** start of TASK INPUT **

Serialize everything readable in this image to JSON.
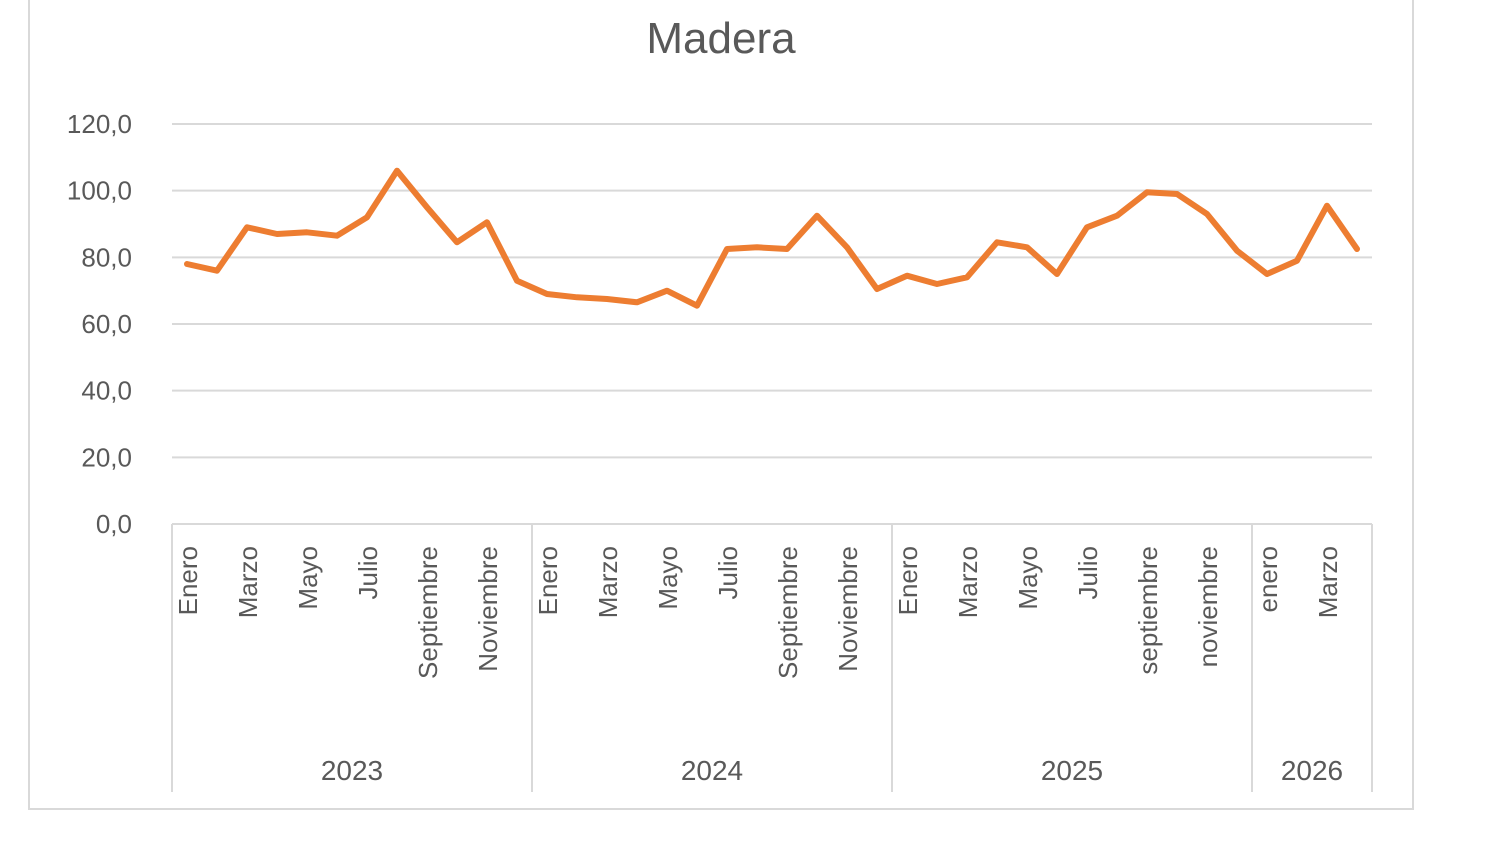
{
  "chart_data": {
    "type": "line",
    "title": "Madera",
    "xlabel": "",
    "ylabel": "",
    "ylim": [
      0,
      120
    ],
    "yticks": [
      0,
      20,
      40,
      60,
      80,
      100,
      120
    ],
    "ytick_labels": [
      "0,0",
      "20,0",
      "40,0",
      "60,0",
      "80,0",
      "100,0",
      "120,0"
    ],
    "grid": true,
    "legend": "none",
    "line_color": "#ED7D31",
    "years": [
      {
        "label": "2023",
        "months": 12
      },
      {
        "label": "2024",
        "months": 12
      },
      {
        "label": "2025",
        "months": 12
      },
      {
        "label": "2026",
        "months": 4
      }
    ],
    "x_tick_labels": [
      "Enero",
      "",
      "Marzo",
      "",
      "Mayo",
      "",
      "Julio",
      "",
      "Septiembre",
      "",
      "Noviembre",
      "",
      "Enero",
      "",
      "Marzo",
      "",
      "Mayo",
      "",
      "Julio",
      "",
      "Septiembre",
      "",
      "Noviembre",
      "",
      "Enero",
      "",
      "Marzo",
      "",
      "Mayo",
      "",
      "Julio",
      "",
      "septiembre",
      "",
      "noviembre",
      "",
      "enero",
      "",
      "Marzo",
      ""
    ],
    "series": [
      {
        "values": [
          78,
          76,
          89,
          87,
          87.5,
          86.5,
          92,
          106,
          95,
          84.5,
          90.5,
          73,
          69,
          68,
          67.5,
          66.5,
          70,
          65.5,
          82.5,
          83,
          82.5,
          92.5,
          83,
          70.5,
          74.5,
          72,
          74,
          84.5,
          83,
          75,
          89,
          92.5,
          99.5,
          99,
          93,
          82,
          75,
          79,
          95.5,
          82.5
        ]
      }
    ]
  }
}
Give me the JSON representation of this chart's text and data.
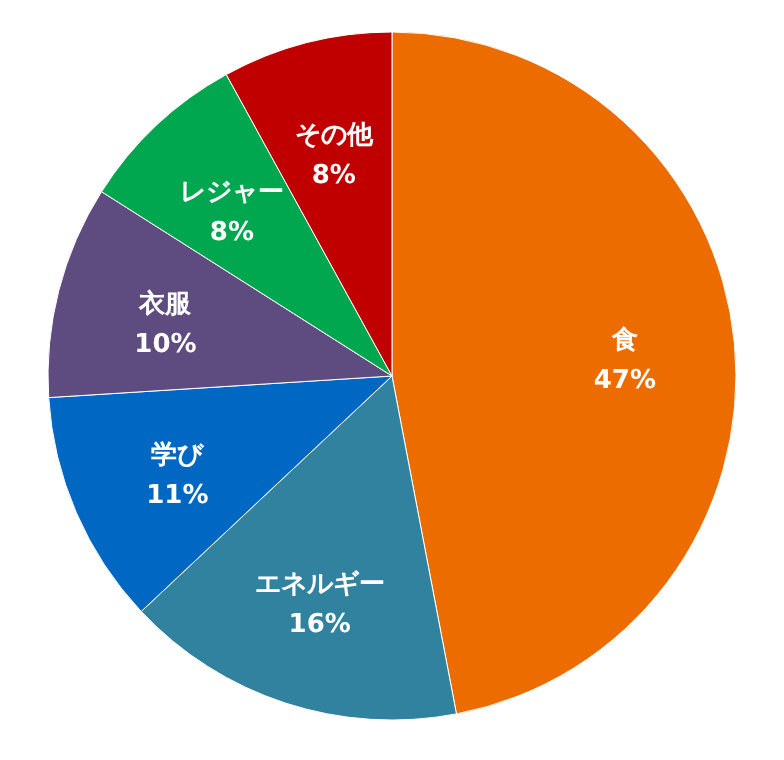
{
  "chart_data": {
    "type": "pie",
    "categories": [
      "食",
      "エネルギー",
      "学び",
      "衣服",
      "レジャー",
      "その他"
    ],
    "values": [
      47,
      16,
      11,
      10,
      8,
      8
    ],
    "colors": [
      "#ed6c00",
      "#31829f",
      "#0068c2",
      "#5e4b7f",
      "#00a74f",
      "#c00000"
    ],
    "value_labels": [
      "47%",
      "16%",
      "11%",
      "10%",
      "8%",
      "8%"
    ],
    "legend": false
  }
}
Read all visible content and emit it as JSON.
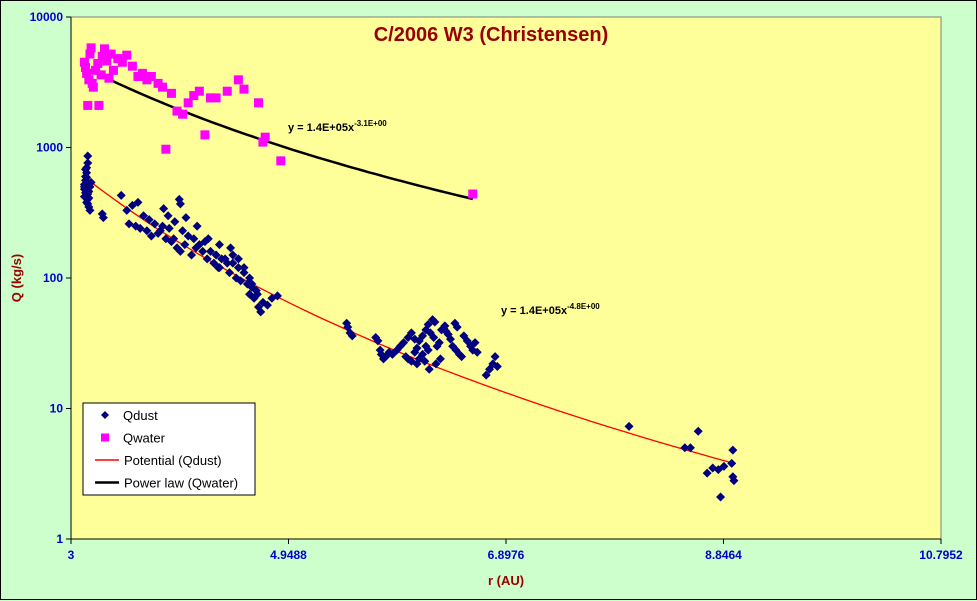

** end of TASK INPUT **

PROBLEM REQUIREMENTS → All records above are to be printed exactly, minus the pictures they contain.

WORKED ANSWER →
Serialize everything readable in this image to JSON.
{
  "chart_data": {
    "type": "line",
    "title": "Madera",
    "xlabel": "",
    "ylabel": "",
    "ylim": [
      0,
      120
    ],
    "yticks": [
      0,
      20,
      40,
      60,
      80,
      100,
      120
    ],
    "ytick_labels": [
      "0,0",
      "20,0",
      "40,0",
      "60,0",
      "80,0",
      "100,0",
      "120,0"
    ],
    "grid": true,
    "legend": "none",
    "line_color": "#ED7D31",
    "years": [
      {
        "label": "2023",
        "months": 12
      },
      {
        "label": "2024",
        "months": 12
      },
      {
        "label": "2025",
        "months": 12
      },
      {
        "label": "2026",
        "months": 4
      }
    ],
    "x_tick_labels": [
      "Enero",
      "",
      "Marzo",
      "",
      "Mayo",
      "",
      "Julio",
      "",
      "Septiembre",
      "",
      "Noviembre",
      "",
      "Enero",
      "",
      "Marzo",
      "",
      "Mayo",
      "",
      "Julio",
      "",
      "Septiembre",
      "",
      "Noviembre",
      "",
      "Enero",
      "",
      "Marzo",
      "",
      "Mayo",
      "",
      "Julio",
      "",
      "septiembre",
      "",
      "noviembre",
      "",
      "enero",
      "",
      "Marzo",
      ""
    ],
    "series": [
      {
        "values": [
          78,
          76,
          89,
          87,
          87.5,
          86.5,
          92,
          106,
          95,
          84.5,
          90.5,
          73,
          69,
          68,
          67.5,
          66.5,
          70,
          65.5,
          82.5,
          83,
          82.5,
          92.5,
          83,
          70.5,
          74.5,
          72,
          74,
          84.5,
          83,
          75,
          89,
          92.5,
          99.5,
          99,
          93,
          82,
          75,
          79,
          95.5,
          82.5
        ]
      }
    ]
  }
}
Give me the JSON representation of this chart's text and data.
{
  "chart_data": {
    "type": "pie",
    "categories": [
      "食",
      "エネルギー",
      "学び",
      "衣服",
      "レジャー",
      "その他"
    ],
    "values": [
      47,
      16,
      11,
      10,
      8,
      8
    ],
    "colors": [
      "#ed6c00",
      "#31829f",
      "#0068c2",
      "#5e4b7f",
      "#00a74f",
      "#c00000"
    ],
    "value_labels": [
      "47%",
      "16%",
      "11%",
      "10%",
      "8%",
      "8%"
    ],
    "legend": false
  }
}
Read all visible content and emit it as JSON.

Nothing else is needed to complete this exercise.